| What you have to do |
Write out, word for word, the part of the faculty interview blog post below that begins at the words "Speed dating would" and stops after the words "most prestigious peers.".

━━ Excerpt to read ━━

PHN Research Agenda

29 January 2011

Interviewing for a Faculty Position

Speed dating would be a cinch compared to the interview process for a faculty position.  The process remains a mystery not only to those outside of academia, but also to most would be faculty members.  Here's how the speed dating for a faculty slot goes....

First there is the blind submission of the personal details. Your CV (the full, long version, NOT a resume) gets sent to the search committee, along with a three page letter espousing your virtues and fit with the position. Letters of recommendation also need to be sent.  Those letters are the stamp of approval from your most prestigious peers.

After the deadline for getting those materials submitted, the search committee might hold a brief teleconference to screen for obvious red flags. Red flags like not knowing the main textbooks in the field, looking for a position that isn't quite the one advertised, or just sounding dumb on the phone.  If you pass that screening, the speed dating is next.

You get flown to the university for wining, dining, grilling, drilling, and a hefty dose of show and tell. The speed dating comes into play as you move through the day, meeting with faculty at the prospective university in groups of one or two for 30-60 minutes. The questions are predictable: what is your research interest, what would you like to teach, how do you feel about this workload, why are you interviewing for this faculty position, and what do you have to offer us that we don't have. Answered. On to the next date.

━━━
━━ Dataset extract ━━

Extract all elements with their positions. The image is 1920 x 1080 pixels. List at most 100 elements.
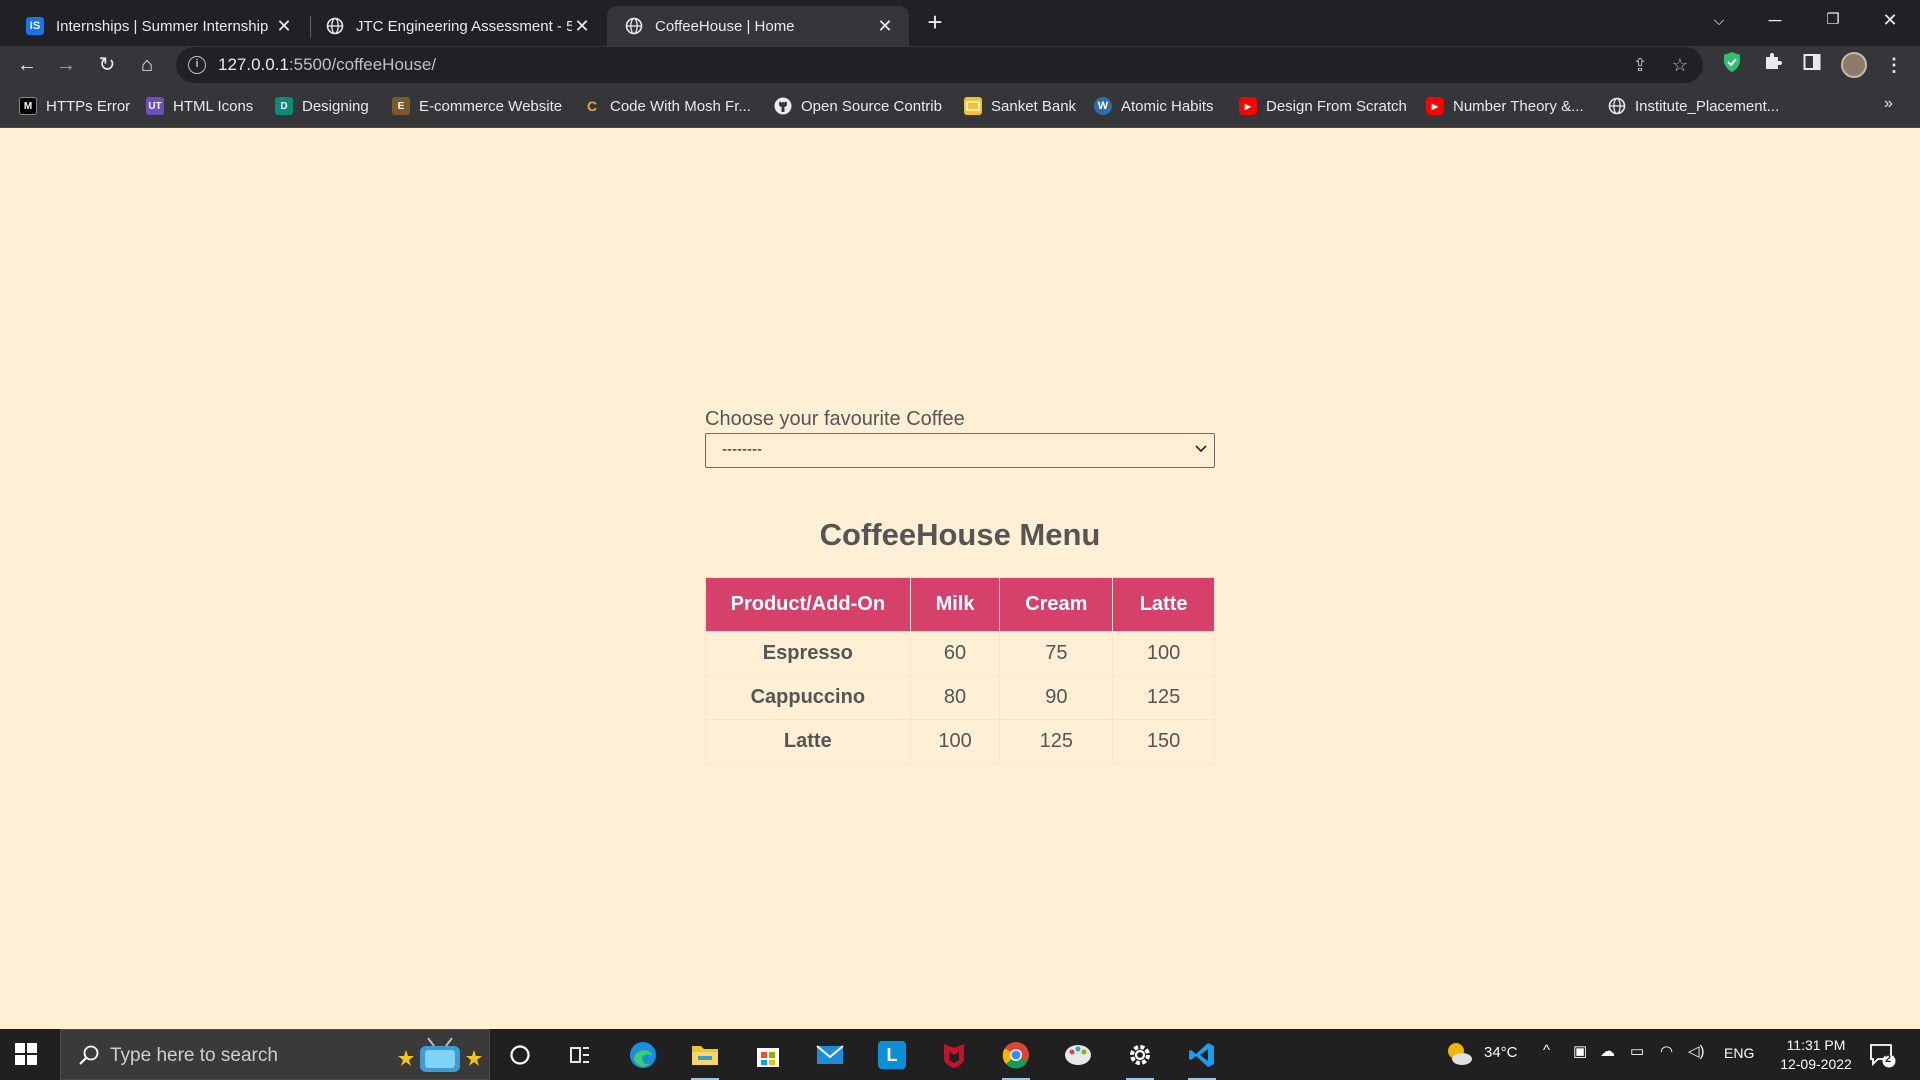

━━━

| The response |
Speed dating would be a cinch compared to the interview process for a faculty position.  The process remains a mystery not only to those outside of academia, but also to most would be faculty members.  Here's how the speed dating for a faculty slot goes....

First there is the blind submission of the personal details. Your CV (the full, long version, NOT a resume) gets sent to the search committee, along with a three page letter espousing your virtues and fit with the position. Letters of recommendation also need to be sent.  Those letters are the stamp of approval from your most prestigious peers.